### Excerpt provided:

# Difference between ATIS Tech, LCIS Tech and COMM RSCH



## Fruss (21 Oct 2004)

Hi, I was looking on the army web site, I put as my first choice ATIS Tech (226) but came across LCIS Tech (227) as well as COMM RSCH (291)..   Is anyone knows the major difference between those 3?? I think I would prefer the army units..   But I also want to work with computer and communcation equipment..   And I want to have the best opportunities to learn and travel as well..   I don't want to sit on a base, doing 9-5 shifts...   I would take a civilian job if I wanted to do that (no offence to those who do that)    

Anyone with relevant information about these trades?

By the way, I did make a search, there's not a lot about LCIS Tech and COMM RSCH

Thanks


----------



## greener (21 Oct 2004)

### Provided data:
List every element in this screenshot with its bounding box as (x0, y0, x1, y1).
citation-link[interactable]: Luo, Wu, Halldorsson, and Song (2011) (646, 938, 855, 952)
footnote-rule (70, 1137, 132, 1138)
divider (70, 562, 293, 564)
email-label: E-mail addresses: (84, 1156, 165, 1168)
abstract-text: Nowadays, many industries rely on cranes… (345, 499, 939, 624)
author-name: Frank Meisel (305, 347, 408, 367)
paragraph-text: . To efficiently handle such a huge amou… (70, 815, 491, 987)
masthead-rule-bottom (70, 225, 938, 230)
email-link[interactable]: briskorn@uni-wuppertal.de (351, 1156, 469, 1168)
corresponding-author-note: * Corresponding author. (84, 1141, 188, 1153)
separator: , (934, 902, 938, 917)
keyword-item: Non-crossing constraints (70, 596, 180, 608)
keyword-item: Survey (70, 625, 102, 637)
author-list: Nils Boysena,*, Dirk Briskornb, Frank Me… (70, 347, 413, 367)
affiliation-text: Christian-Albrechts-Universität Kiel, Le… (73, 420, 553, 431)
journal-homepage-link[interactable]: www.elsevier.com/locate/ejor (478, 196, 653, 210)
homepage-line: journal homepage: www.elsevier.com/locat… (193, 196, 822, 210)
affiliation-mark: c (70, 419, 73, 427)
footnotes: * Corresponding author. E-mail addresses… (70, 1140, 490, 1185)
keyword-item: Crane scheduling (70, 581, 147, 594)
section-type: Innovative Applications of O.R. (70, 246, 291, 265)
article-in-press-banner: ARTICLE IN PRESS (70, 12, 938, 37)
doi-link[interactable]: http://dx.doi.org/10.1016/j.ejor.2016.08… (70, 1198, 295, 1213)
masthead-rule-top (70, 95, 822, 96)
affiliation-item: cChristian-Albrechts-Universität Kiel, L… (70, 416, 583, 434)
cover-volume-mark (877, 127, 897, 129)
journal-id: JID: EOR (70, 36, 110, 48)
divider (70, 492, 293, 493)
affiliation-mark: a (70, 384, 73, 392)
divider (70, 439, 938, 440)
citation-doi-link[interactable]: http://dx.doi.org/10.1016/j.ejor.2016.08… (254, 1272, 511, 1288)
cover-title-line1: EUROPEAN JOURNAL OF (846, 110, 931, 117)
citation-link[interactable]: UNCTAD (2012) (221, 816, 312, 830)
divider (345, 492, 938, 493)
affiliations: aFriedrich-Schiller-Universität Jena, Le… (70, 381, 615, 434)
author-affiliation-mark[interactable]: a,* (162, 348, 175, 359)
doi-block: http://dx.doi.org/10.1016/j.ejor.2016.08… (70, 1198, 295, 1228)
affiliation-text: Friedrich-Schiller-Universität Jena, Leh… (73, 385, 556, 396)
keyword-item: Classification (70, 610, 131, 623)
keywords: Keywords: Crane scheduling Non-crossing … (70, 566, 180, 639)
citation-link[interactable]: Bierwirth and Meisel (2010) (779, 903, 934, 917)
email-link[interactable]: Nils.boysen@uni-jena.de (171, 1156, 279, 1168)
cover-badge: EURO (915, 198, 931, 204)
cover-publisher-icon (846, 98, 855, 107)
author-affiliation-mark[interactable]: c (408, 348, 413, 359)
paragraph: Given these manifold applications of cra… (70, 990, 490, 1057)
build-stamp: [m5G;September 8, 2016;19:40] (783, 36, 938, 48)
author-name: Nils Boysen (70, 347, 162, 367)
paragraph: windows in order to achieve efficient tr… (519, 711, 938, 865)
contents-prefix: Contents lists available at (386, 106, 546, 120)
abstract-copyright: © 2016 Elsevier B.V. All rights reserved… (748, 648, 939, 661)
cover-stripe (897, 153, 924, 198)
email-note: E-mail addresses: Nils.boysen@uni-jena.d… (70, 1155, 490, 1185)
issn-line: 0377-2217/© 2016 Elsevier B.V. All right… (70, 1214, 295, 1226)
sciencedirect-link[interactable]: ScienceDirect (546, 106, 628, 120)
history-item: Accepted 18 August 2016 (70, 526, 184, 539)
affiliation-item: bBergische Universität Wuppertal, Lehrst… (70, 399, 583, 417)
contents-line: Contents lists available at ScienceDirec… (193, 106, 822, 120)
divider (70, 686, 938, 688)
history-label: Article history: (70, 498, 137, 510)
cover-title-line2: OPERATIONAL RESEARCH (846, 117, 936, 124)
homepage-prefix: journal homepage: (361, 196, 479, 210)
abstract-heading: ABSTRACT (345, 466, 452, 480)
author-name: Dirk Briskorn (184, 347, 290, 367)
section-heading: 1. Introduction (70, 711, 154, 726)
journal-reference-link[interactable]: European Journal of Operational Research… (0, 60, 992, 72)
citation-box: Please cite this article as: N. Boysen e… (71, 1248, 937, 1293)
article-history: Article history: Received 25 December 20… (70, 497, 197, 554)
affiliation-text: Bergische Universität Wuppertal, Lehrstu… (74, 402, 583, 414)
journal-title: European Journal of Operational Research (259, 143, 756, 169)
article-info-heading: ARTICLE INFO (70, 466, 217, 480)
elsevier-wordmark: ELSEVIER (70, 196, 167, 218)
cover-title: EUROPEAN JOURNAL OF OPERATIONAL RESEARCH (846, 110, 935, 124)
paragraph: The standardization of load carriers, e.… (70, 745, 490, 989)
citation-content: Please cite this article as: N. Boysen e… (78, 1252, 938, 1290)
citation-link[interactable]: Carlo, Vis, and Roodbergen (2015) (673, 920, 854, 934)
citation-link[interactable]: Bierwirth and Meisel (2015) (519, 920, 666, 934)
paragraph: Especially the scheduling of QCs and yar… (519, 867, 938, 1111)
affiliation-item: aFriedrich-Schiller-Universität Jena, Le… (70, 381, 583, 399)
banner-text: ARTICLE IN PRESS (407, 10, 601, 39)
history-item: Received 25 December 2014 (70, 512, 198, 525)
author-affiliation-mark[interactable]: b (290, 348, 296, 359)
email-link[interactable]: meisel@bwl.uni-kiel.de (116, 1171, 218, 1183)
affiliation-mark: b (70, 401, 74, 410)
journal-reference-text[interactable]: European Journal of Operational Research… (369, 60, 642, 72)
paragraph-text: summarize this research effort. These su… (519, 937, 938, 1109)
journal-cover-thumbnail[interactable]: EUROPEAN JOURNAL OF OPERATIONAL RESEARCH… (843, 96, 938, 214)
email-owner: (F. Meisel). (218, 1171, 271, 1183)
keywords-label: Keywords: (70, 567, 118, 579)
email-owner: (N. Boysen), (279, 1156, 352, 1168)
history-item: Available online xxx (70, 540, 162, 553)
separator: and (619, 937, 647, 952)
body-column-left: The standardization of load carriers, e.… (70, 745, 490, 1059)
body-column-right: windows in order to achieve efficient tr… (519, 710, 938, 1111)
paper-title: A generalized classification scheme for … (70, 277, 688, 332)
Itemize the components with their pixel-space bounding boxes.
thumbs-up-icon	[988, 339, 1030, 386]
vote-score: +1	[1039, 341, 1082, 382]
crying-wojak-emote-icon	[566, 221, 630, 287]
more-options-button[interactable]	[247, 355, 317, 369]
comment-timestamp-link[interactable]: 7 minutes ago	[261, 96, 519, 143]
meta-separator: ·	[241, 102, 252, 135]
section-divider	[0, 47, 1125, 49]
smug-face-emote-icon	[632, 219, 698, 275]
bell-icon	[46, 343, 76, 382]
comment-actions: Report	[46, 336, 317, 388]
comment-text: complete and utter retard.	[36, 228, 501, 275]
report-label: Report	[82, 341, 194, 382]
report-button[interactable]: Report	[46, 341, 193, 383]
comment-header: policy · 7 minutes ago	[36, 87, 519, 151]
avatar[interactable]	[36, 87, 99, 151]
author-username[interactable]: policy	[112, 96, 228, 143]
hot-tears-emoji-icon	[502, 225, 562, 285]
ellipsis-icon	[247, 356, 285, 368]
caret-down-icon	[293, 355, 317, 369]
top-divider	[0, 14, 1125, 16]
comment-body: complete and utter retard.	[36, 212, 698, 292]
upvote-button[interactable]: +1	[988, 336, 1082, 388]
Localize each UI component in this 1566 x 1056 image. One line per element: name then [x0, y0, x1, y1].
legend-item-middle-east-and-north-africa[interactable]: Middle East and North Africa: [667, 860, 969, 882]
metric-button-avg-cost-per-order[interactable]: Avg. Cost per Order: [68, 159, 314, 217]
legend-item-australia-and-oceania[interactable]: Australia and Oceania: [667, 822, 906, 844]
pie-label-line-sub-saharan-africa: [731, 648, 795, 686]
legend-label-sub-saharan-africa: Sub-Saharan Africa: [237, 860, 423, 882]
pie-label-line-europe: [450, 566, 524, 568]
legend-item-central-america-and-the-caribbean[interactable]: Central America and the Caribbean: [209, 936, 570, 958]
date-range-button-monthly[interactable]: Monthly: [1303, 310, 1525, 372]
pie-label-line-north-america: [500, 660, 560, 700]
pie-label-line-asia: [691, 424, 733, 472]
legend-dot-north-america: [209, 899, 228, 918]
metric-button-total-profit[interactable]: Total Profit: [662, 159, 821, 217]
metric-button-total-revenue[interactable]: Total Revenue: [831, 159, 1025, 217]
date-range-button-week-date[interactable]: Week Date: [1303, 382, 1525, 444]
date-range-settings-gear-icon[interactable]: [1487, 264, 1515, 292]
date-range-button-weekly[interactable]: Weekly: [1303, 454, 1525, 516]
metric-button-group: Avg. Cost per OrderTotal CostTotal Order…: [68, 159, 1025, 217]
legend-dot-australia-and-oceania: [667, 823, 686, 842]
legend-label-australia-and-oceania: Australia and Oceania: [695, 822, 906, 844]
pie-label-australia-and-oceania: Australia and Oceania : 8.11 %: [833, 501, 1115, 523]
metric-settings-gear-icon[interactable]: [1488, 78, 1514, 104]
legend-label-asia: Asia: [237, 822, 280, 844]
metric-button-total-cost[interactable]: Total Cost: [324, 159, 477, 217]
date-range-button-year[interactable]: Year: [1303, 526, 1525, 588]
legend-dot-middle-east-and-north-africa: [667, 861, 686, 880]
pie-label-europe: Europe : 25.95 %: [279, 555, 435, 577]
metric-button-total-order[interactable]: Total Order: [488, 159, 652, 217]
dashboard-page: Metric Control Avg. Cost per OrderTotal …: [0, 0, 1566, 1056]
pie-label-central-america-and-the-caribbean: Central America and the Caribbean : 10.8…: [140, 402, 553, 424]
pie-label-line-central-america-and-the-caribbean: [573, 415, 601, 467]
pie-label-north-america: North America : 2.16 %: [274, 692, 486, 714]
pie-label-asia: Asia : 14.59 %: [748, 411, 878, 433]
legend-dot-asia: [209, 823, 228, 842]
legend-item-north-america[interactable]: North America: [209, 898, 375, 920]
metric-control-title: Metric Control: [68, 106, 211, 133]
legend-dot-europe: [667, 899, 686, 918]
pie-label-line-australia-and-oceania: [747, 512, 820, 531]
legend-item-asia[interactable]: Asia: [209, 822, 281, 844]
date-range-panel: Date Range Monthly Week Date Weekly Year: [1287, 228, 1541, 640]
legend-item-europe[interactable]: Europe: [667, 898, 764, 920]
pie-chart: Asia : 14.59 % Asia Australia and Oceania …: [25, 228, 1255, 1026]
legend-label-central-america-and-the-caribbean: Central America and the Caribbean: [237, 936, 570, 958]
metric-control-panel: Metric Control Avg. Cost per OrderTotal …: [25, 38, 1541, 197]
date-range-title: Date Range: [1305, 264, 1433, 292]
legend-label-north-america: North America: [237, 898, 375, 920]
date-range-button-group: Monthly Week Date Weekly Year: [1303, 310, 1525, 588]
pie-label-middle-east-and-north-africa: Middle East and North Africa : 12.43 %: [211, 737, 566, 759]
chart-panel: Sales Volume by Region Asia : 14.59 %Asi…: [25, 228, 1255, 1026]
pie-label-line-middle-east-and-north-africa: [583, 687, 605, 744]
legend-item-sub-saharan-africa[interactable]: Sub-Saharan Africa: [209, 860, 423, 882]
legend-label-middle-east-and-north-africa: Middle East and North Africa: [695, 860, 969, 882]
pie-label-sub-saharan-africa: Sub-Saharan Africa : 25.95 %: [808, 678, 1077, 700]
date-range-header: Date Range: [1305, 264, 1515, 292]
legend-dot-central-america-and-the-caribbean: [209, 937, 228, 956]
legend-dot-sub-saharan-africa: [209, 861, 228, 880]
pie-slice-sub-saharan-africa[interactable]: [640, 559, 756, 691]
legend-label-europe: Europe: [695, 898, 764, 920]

### Given instruction 1:
Answer from the forum thread about the three army trades:
(a) Which trade did Fruss put as a first choice, and what number is given for it?
(b) What number is listed for COMM RSCH?
(c) According to the post, what did the search turn up?
### Given instruction 2:
Retype a passage from the forum thread about the three army trades, starting at the words "# Difference between" and stopping after "who do that)".

### Full output 1:
(a) ATIS Tech, listed as 226.
(b) 291.
(c) Not a lot about LCIS Tech and COMM RSCH.

### Full output 2:
# Difference between ATIS Tech, LCIS Tech and COMM RSCH



## Fruss (21 Oct 2004)

Hi, I was looking on the army web site, I put as my first choice ATIS Tech (226) but came across LCIS Tech (227) as well as COMM RSCH (291)..   Is anyone knows the major difference between those 3?? I think I would prefer the army units..   But I also want to work with computer and communcation equipment..   And I want to have the best opportunities to learn and travel as well..   I don't want to sit on a base, doing 9-5 shifts...   I would take a civilian job if I wanted to do that (no offence to those who do that)